Begin

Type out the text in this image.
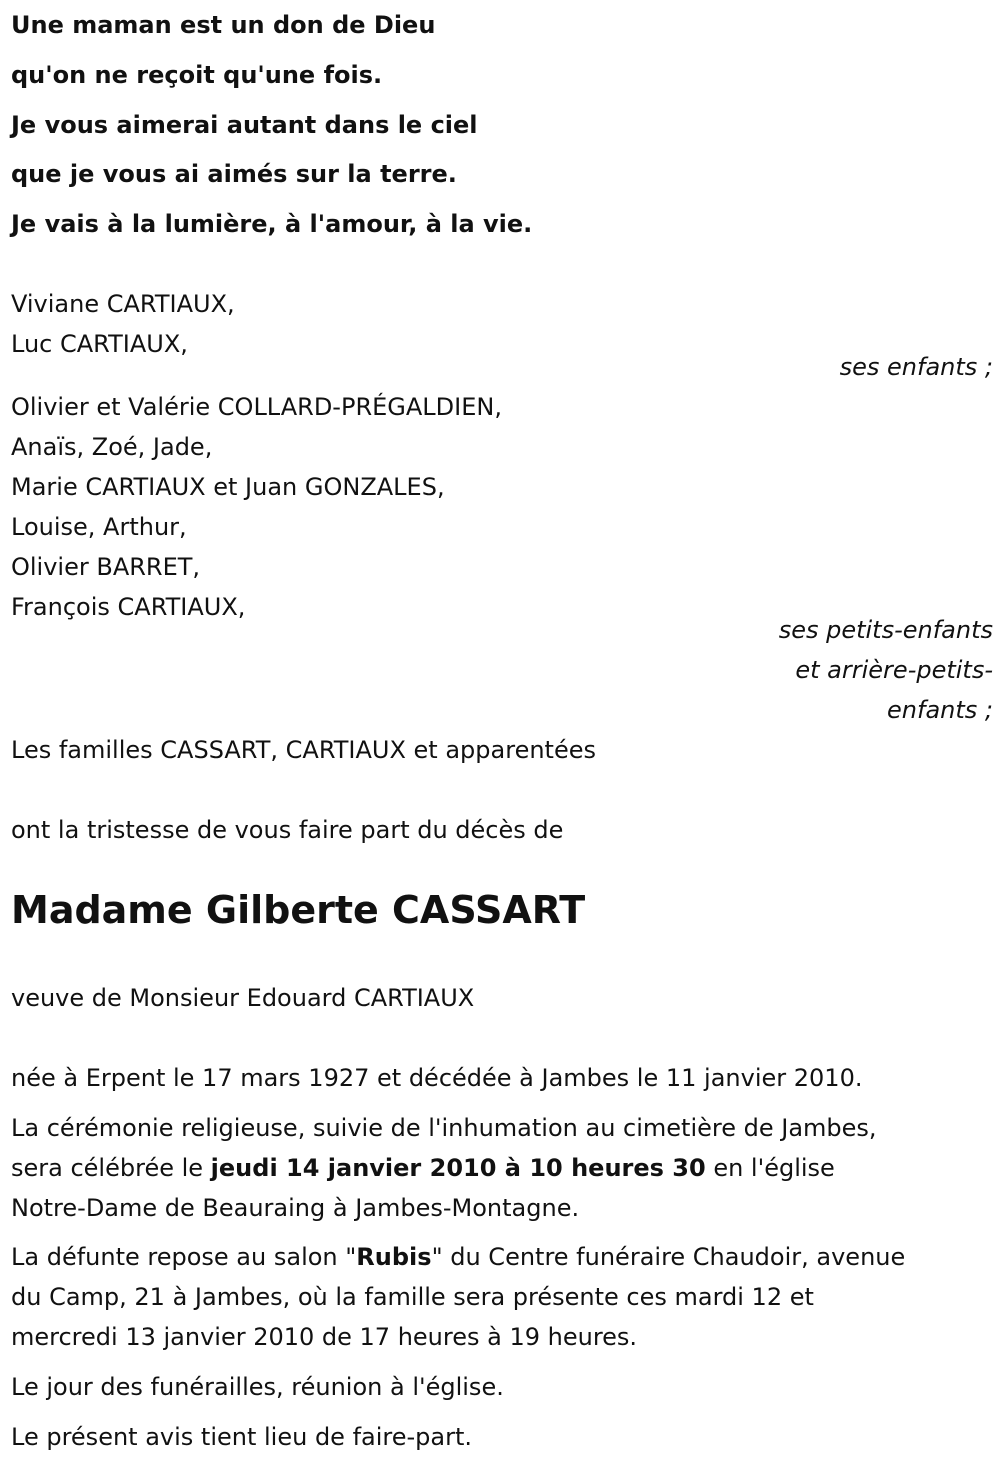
Une maman est un don de Dieu
qu'on ne reçoit qu'une fois.
Je vous aimerai autant dans le ciel
que je vous ai aimés sur la terre.
Je vais à la lumière, à l'amour, à la vie.
Viviane CARTIAUX,
Luc CARTIAUX,
ses enfants ;
Olivier et Valérie COLLARD-PRÉGALDIEN,
Anaïs, Zoé, Jade,
Marie CARTIAUX et Juan GONZALES,
Louise, Arthur,
Olivier BARRET,
François CARTIAUX,
ses petits-enfants
et arrière-petits-
enfants ;
Les familles CASSART, CARTIAUX et apparentées
ont la tristesse de vous faire part du décès de
Madame Gilberte CASSART
veuve de Monsieur Edouard CARTIAUX
née à Erpent le 17 mars 1927 et décédée à Jambes le 11 janvier 2010.
La cérémonie religieuse, suivie de l'inhumation au cimetière de Jambes,
sera célébrée le jeudi 14 janvier 2010 à 10 heures 30 en l'église
Notre-Dame de Beauraing à Jambes-Montagne.
La défunte repose au salon "Rubis" du Centre funéraire Chaudoir, avenue
du Camp, 21 à Jambes, où la famille sera présente ces mardi 12 et
mercredi 13 janvier 2010 de 17 heures à 19 heures.
Le jour des funérailles, réunion à l'église.
Le présent avis tient lieu de faire-part.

End

AIM OF THE EXERCISE: Write out the records above exactly as they stand, leaving out every picture.

REPLY TO THE TASK:
Type out the text in this image.
Une maman est un don de Dieu
qu'on ne reçoit qu'une fois.
Je vous aimerai autant dans le ciel
que je vous ai aimés sur la terre.
Je vais à la lumière, à l'amour, à la vie.
Viviane CARTIAUX,
Luc CARTIAUX,
ses enfants ;
Olivier et Valérie COLLARD-PRÉGALDIEN,
Anaïs, Zoé, Jade,
Marie CARTIAUX et Juan GONZALES,
Louise, Arthur,
Olivier BARRET,
François CARTIAUX,
ses petits-enfants
et arrière-petits-
enfants ;
Les familles CASSART, CARTIAUX et apparentées
ont la tristesse de vous faire part du décès de
Madame Gilberte CASSART
veuve de Monsieur Edouard CARTIAUX
née à Erpent le 17 mars 1927 et décédée à Jambes le 11 janvier 2010.
La cérémonie religieuse, suivie de l'inhumation au cimetière de Jambes,
sera célébrée le jeudi 14 janvier 2010 à 10 heures 30 en l'église
Notre-Dame de Beauraing à Jambes-Montagne.
La défunte repose au salon "Rubis" du Centre funéraire Chaudoir, avenue
du Camp, 21 à Jambes, où la famille sera présente ces mardi 12 et
mercredi 13 janvier 2010 de 17 heures à 19 heures.
Le jour des funérailles, réunion à l'église.
Le présent avis tient lieu de faire-part.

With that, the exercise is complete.